**Stated exercise:** Print all the data, keeping every line exactly as it is.

**Input material:**
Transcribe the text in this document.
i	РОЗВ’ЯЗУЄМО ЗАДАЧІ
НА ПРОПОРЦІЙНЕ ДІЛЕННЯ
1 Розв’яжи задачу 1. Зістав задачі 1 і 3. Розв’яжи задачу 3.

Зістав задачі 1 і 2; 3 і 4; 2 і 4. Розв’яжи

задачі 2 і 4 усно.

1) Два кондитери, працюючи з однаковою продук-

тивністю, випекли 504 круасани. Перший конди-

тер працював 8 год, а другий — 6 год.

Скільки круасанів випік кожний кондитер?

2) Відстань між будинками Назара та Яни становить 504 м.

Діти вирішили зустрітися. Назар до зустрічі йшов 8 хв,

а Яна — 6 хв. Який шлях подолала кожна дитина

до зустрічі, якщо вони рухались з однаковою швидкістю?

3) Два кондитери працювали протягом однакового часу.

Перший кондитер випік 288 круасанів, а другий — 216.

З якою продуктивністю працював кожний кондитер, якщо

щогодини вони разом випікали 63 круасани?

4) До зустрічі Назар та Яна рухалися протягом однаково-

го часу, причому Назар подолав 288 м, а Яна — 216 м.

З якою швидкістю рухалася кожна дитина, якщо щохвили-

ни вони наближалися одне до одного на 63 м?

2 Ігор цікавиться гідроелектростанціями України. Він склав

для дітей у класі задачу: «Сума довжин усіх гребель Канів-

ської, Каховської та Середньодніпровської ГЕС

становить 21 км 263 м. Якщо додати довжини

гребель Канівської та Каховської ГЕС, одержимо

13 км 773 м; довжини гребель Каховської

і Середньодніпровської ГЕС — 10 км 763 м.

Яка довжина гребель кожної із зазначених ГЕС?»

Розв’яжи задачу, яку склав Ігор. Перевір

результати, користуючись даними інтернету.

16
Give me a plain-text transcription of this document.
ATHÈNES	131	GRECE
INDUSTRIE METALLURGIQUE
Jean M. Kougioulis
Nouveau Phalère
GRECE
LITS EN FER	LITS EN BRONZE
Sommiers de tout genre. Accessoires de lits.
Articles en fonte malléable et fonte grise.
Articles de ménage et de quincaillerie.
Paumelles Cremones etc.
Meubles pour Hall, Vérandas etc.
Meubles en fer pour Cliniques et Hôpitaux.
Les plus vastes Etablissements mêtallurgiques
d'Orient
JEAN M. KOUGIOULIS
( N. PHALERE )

**Written response:**
Transcribe the text in this document.
i	РОЗВ’ЯЗУЄМО ЗАДАЧІ
НА ПРОПОРЦІЙНЕ ДІЛЕННЯ
1 Розв’яжи задачу 1. Зістав задачі 1 і 3. Розв’яжи задачу 3.

Зістав задачі 1 і 2; 3 і 4; 2 і 4. Розв’яжи

задачі 2 і 4 усно.

1) Два кондитери, працюючи з однаковою продук-

тивністю, випекли 504 круасани. Перший конди-

тер працював 8 год, а другий — 6 год.

Скільки круасанів випік кожний кондитер?

2) Відстань між будинками Назара та Яни становить 504 м.

Діти вирішили зустрітися. Назар до зустрічі йшов 8 хв,

а Яна — 6 хв. Який шлях подолала кожна дитина

до зустрічі, якщо вони рухались з однаковою швидкістю?

3) Два кондитери працювали протягом однакового часу.

Перший кондитер випік 288 круасанів, а другий — 216.

З якою продуктивністю працював кожний кондитер, якщо

щогодини вони разом випікали 63 круасани?

4) До зустрічі Назар та Яна рухалися протягом однаково-

го часу, причому Назар подолав 288 м, а Яна — 216 м.

З якою швидкістю рухалася кожна дитина, якщо щохвили-

ни вони наближалися одне до одного на 63 м?

2 Ігор цікавиться гідроелектростанціями України. Він склав

для дітей у класі задачу: «Сума довжин усіх гребель Канів-

ської, Каховської та Середньодніпровської ГЕС

становить 21 км 263 м. Якщо додати довжини

гребель Канівської та Каховської ГЕС, одержимо

13 км 773 м; довжини гребель Каховської

і Середньодніпровської ГЕС — 10 км 763 м.

Яка довжина гребель кожної із зазначених ГЕС?»

Розв’яжи задачу, яку склав Ігор. Перевір

результати, користуючись даними інтернету.

16
Give me a plain-text transcription of this document.
ATHÈNES	131	GRECE
INDUSTRIE METALLURGIQUE
Jean M. Kougioulis
Nouveau Phalère
GRECE
LITS EN FER	LITS EN BRONZE
Sommiers de tout genre. Accessoires de lits.
Articles en fonte malléable et fonte grise.
Articles de ménage et de quincaillerie.
Paumelles Cremones etc.
Meubles pour Hall, Vérandas etc.
Meubles en fer pour Cliniques et Hôpitaux.
Les plus vastes Etablissements mêtallurgiques
d'Orient
JEAN M. KOUGIOULIS
( N. PHALERE )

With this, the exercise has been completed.